Task prompt
Set down each line of the material that follows, exactly, with no pictures.
** BEGIN Given records **
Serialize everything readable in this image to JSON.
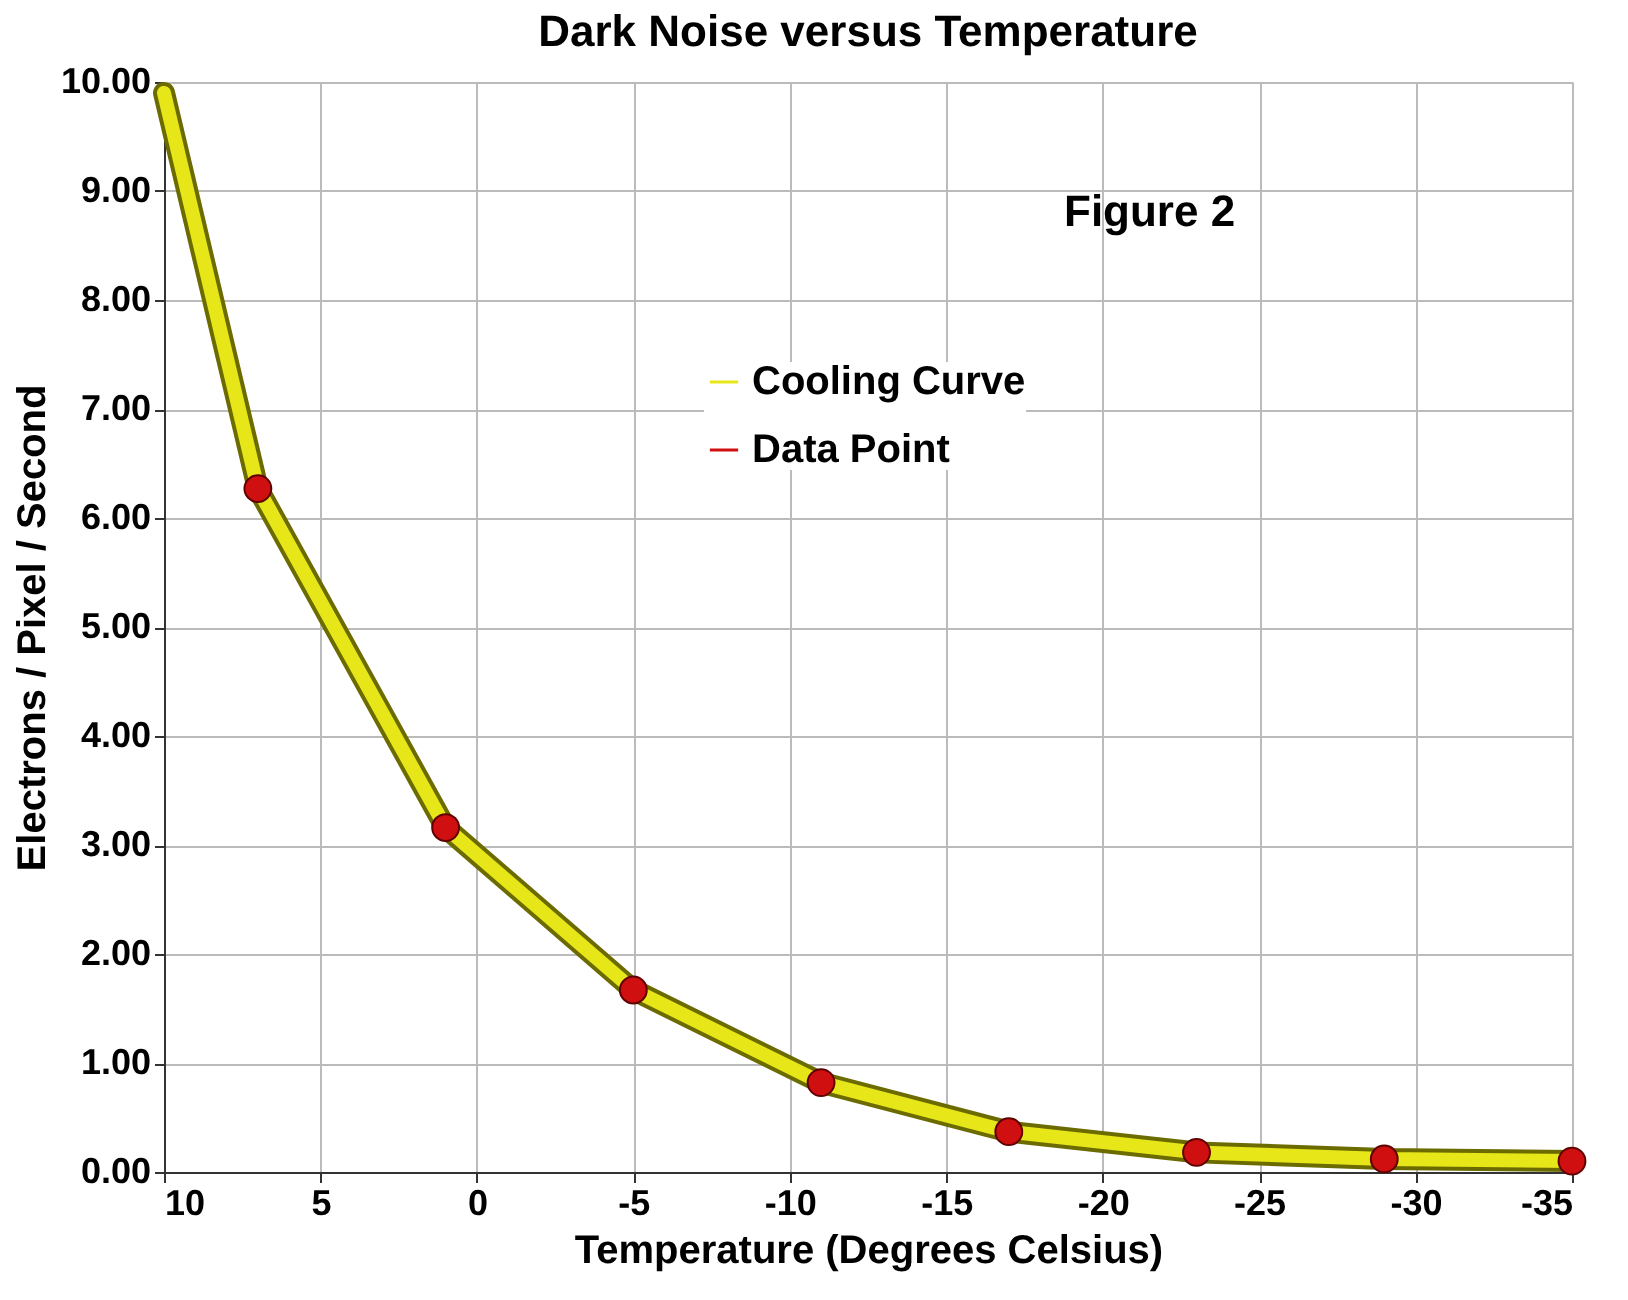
{
  "chart_data": {
    "type": "line",
    "title": "Dark Noise versus Temperature",
    "xlabel": "Temperature (Degrees Celsius)",
    "ylabel": "Electrons / Pixel / Second",
    "annotations": [
      "Figure 2"
    ],
    "series": [
      {
        "name": "Cooling Curve",
        "type": "line",
        "line_style": "solid",
        "color": "#e6e619",
        "x": [
          10,
          7,
          1,
          -5,
          -11,
          -17,
          -23,
          -29,
          -35
        ],
        "values": [
          9.9,
          6.27,
          3.16,
          1.67,
          0.82,
          0.37,
          0.18,
          0.12,
          0.1
        ]
      },
      {
        "name": "Data Point",
        "type": "scatter",
        "marker": "circle",
        "color": "#d01010",
        "x": [
          7,
          1,
          -5,
          -11,
          -17,
          -23,
          -29,
          -35
        ],
        "values": [
          6.27,
          3.16,
          1.67,
          0.82,
          0.37,
          0.18,
          0.12,
          0.1
        ]
      }
    ],
    "xlim": [
      10,
      -35
    ],
    "xticks": [
      10,
      5,
      0,
      -5,
      -10,
      -15,
      -20,
      -25,
      -30,
      -35
    ],
    "ylim": [
      0,
      10
    ],
    "yticks": [
      {
        "value": 0,
        "label": "0.00"
      },
      {
        "value": 1,
        "label": "1.00"
      },
      {
        "value": 2,
        "label": "2.00"
      },
      {
        "value": 3,
        "label": "3.00"
      },
      {
        "value": 4,
        "label": "4.00"
      },
      {
        "value": 5,
        "label": "5.00"
      },
      {
        "value": 6,
        "label": "6.00"
      },
      {
        "value": 7,
        "label": "7.00"
      },
      {
        "value": 8,
        "label": "8.00"
      },
      {
        "value": 9,
        "label": "9.00"
      },
      {
        "value": 10,
        "label": "10.00"
      }
    ],
    "grid": true,
    "legend": "top"
  }
}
** END Given records **
Reply to the exercise
Serialize everything readable in this image to JSON.
{
  "chart_data": {
    "type": "line",
    "title": "Dark Noise versus Temperature",
    "xlabel": "Temperature (Degrees Celsius)",
    "ylabel": "Electrons / Pixel / Second",
    "annotations": [
      "Figure 2"
    ],
    "series": [
      {
        "name": "Cooling Curve",
        "type": "line",
        "line_style": "solid",
        "color": "#e6e619",
        "x": [
          10,
          7,
          1,
          -5,
          -11,
          -17,
          -23,
          -29,
          -35
        ],
        "values": [
          9.9,
          6.27,
          3.16,
          1.67,
          0.82,
          0.37,
          0.18,
          0.12,
          0.1
        ]
      },
      {
        "name": "Data Point",
        "type": "scatter",
        "marker": "circle",
        "color": "#d01010",
        "x": [
          7,
          1,
          -5,
          -11,
          -17,
          -23,
          -29,
          -35
        ],
        "values": [
          6.27,
          3.16,
          1.67,
          0.82,
          0.37,
          0.18,
          0.12,
          0.1
        ]
      }
    ],
    "xlim": [
      10,
      -35
    ],
    "xticks": [
      10,
      5,
      0,
      -5,
      -10,
      -15,
      -20,
      -25,
      -30,
      -35
    ],
    "ylim": [
      0,
      10
    ],
    "yticks": [
      {
        "value": 0,
        "label": "0.00"
      },
      {
        "value": 1,
        "label": "1.00"
      },
      {
        "value": 2,
        "label": "2.00"
      },
      {
        "value": 3,
        "label": "3.00"
      },
      {
        "value": 4,
        "label": "4.00"
      },
      {
        "value": 5,
        "label": "5.00"
      },
      {
        "value": 6,
        "label": "6.00"
      },
      {
        "value": 7,
        "label": "7.00"
      },
      {
        "value": 8,
        "label": "8.00"
      },
      {
        "value": 9,
        "label": "9.00"
      },
      {
        "value": 10,
        "label": "10.00"
      }
    ],
    "grid": true,
    "legend": "top"
  }
}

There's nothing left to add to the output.